== Records supplied

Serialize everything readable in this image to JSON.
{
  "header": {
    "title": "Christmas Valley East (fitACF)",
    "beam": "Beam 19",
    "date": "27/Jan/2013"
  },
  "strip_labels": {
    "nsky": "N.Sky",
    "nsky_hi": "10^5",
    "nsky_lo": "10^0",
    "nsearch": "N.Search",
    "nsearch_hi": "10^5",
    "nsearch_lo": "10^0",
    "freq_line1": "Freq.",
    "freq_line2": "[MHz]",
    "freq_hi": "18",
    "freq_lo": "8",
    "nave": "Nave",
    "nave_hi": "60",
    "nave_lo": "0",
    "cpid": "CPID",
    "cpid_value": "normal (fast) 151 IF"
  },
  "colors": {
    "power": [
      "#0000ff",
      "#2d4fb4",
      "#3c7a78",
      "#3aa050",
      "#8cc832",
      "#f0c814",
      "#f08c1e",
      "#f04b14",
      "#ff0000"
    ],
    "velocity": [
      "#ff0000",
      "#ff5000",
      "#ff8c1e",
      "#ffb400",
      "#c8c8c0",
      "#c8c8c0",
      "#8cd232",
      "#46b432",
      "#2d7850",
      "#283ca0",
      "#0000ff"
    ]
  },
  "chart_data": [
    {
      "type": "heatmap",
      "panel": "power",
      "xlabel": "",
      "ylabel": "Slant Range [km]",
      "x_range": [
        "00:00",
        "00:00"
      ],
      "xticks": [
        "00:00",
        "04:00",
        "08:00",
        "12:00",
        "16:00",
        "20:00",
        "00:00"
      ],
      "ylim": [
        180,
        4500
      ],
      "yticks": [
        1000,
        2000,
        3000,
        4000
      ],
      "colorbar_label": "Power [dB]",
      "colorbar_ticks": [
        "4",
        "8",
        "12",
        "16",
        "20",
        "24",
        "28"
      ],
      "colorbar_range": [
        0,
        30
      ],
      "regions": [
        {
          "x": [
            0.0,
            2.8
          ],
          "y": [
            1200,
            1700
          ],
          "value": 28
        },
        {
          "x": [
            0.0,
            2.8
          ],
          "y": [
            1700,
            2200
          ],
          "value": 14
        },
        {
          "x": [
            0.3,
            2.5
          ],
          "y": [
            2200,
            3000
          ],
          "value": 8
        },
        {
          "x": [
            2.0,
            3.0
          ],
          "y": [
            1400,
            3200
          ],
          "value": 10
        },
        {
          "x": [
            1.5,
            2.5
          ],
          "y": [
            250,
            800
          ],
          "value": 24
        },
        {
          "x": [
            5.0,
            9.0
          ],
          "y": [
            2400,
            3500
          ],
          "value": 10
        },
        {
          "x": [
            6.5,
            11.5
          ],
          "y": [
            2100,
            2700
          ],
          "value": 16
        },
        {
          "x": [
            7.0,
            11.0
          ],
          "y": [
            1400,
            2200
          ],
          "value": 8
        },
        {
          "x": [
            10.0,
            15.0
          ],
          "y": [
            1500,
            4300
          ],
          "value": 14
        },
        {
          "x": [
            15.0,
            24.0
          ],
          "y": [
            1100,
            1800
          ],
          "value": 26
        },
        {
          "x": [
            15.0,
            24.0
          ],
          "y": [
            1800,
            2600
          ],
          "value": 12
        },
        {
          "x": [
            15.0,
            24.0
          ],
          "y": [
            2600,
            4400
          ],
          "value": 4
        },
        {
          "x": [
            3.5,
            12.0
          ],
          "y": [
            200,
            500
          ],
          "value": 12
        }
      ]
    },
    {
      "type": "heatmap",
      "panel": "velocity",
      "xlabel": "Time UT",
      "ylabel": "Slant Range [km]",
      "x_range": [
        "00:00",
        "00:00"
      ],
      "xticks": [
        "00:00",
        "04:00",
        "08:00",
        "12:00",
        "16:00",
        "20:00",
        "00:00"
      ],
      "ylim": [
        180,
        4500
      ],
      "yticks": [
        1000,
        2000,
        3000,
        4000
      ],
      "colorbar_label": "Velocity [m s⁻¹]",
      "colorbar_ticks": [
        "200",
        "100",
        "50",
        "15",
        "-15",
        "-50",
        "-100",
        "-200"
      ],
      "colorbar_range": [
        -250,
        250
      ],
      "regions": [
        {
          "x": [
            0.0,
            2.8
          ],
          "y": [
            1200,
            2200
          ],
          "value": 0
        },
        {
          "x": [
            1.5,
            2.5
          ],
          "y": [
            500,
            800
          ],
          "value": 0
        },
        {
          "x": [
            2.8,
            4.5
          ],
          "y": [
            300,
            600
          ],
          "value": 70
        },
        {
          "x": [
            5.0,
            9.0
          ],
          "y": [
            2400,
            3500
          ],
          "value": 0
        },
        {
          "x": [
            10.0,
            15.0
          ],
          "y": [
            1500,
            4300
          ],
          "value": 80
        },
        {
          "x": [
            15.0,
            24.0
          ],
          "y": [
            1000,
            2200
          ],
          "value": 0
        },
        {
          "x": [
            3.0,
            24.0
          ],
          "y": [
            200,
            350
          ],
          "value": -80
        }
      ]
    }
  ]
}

====

What the exercise asks
Write the material out again in its entirety, exactly as shown.

Answer below
Serialize everything readable in this image to JSON.
{
  "header": {
    "title": "Christmas Valley East (fitACF)",
    "beam": "Beam 19",
    "date": "27/Jan/2013"
  },
  "strip_labels": {
    "nsky": "N.Sky",
    "nsky_hi": "10^5",
    "nsky_lo": "10^0",
    "nsearch": "N.Search",
    "nsearch_hi": "10^5",
    "nsearch_lo": "10^0",
    "freq_line1": "Freq.",
    "freq_line2": "[MHz]",
    "freq_hi": "18",
    "freq_lo": "8",
    "nave": "Nave",
    "nave_hi": "60",
    "nave_lo": "0",
    "cpid": "CPID",
    "cpid_value": "normal (fast) 151 IF"
  },
  "colors": {
    "power": [
      "#0000ff",
      "#2d4fb4",
      "#3c7a78",
      "#3aa050",
      "#8cc832",
      "#f0c814",
      "#f08c1e",
      "#f04b14",
      "#ff0000"
    ],
    "velocity": [
      "#ff0000",
      "#ff5000",
      "#ff8c1e",
      "#ffb400",
      "#c8c8c0",
      "#c8c8c0",
      "#8cd232",
      "#46b432",
      "#2d7850",
      "#283ca0",
      "#0000ff"
    ]
  },
  "chart_data": [
    {
      "type": "heatmap",
      "panel": "power",
      "xlabel": "",
      "ylabel": "Slant Range [km]",
      "x_range": [
        "00:00",
        "00:00"
      ],
      "xticks": [
        "00:00",
        "04:00",
        "08:00",
        "12:00",
        "16:00",
        "20:00",
        "00:00"
      ],
      "ylim": [
        180,
        4500
      ],
      "yticks": [
        1000,
        2000,
        3000,
        4000
      ],
      "colorbar_label": "Power [dB]",
      "colorbar_ticks": [
        "4",
        "8",
        "12",
        "16",
        "20",
        "24",
        "28"
      ],
      "colorbar_range": [
        0,
        30
      ],
      "regions": [
        {
          "x": [
            0.0,
            2.8
          ],
          "y": [
            1200,
            1700
          ],
          "value": 28
        },
        {
          "x": [
            0.0,
            2.8
          ],
          "y": [
            1700,
            2200
          ],
          "value": 14
        },
        {
          "x": [
            0.3,
            2.5
          ],
          "y": [
            2200,
            3000
          ],
          "value": 8
        },
        {
          "x": [
            2.0,
            3.0
          ],
          "y": [
            1400,
            3200
          ],
          "value": 10
        },
        {
          "x": [
            1.5,
            2.5
          ],
          "y": [
            250,
            800
          ],
          "value": 24
        },
        {
          "x": [
            5.0,
            9.0
          ],
          "y": [
            2400,
            3500
          ],
          "value": 10
        },
        {
          "x": [
            6.5,
            11.5
          ],
          "y": [
            2100,
            2700
          ],
          "value": 16
        },
        {
          "x": [
            7.0,
            11.0
          ],
          "y": [
            1400,
            2200
          ],
          "value": 8
        },
        {
          "x": [
            10.0,
            15.0
          ],
          "y": [
            1500,
            4300
          ],
          "value": 14
        },
        {
          "x": [
            15.0,
            24.0
          ],
          "y": [
            1100,
            1800
          ],
          "value": 26
        },
        {
          "x": [
            15.0,
            24.0
          ],
          "y": [
            1800,
            2600
          ],
          "value": 12
        },
        {
          "x": [
            15.0,
            24.0
          ],
          "y": [
            2600,
            4400
          ],
          "value": 4
        },
        {
          "x": [
            3.5,
            12.0
          ],
          "y": [
            200,
            500
          ],
          "value": 12
        }
      ]
    },
    {
      "type": "heatmap",
      "panel": "velocity",
      "xlabel": "Time UT",
      "ylabel": "Slant Range [km]",
      "x_range": [
        "00:00",
        "00:00"
      ],
      "xticks": [
        "00:00",
        "04:00",
        "08:00",
        "12:00",
        "16:00",
        "20:00",
        "00:00"
      ],
      "ylim": [
        180,
        4500
      ],
      "yticks": [
        1000,
        2000,
        3000,
        4000
      ],
      "colorbar_label": "Velocity [m s⁻¹]",
      "colorbar_ticks": [
        "200",
        "100",
        "50",
        "15",
        "-15",
        "-50",
        "-100",
        "-200"
      ],
      "colorbar_range": [
        -250,
        250
      ],
      "regions": [
        {
          "x": [
            0.0,
            2.8
          ],
          "y": [
            1200,
            2200
          ],
          "value": 0
        },
        {
          "x": [
            1.5,
            2.5
          ],
          "y": [
            500,
            800
          ],
          "value": 0
        },
        {
          "x": [
            2.8,
            4.5
          ],
          "y": [
            300,
            600
          ],
          "value": 70
        },
        {
          "x": [
            5.0,
            9.0
          ],
          "y": [
            2400,
            3500
          ],
          "value": 0
        },
        {
          "x": [
            10.0,
            15.0
          ],
          "y": [
            1500,
            4300
          ],
          "value": 80
        },
        {
          "x": [
            15.0,
            24.0
          ],
          "y": [
            1000,
            2200
          ],
          "value": 0
        },
        {
          "x": [
            3.0,
            24.0
          ],
          "y": [
            200,
            350
          ],
          "value": -80
        }
      ]
    }
  ]
}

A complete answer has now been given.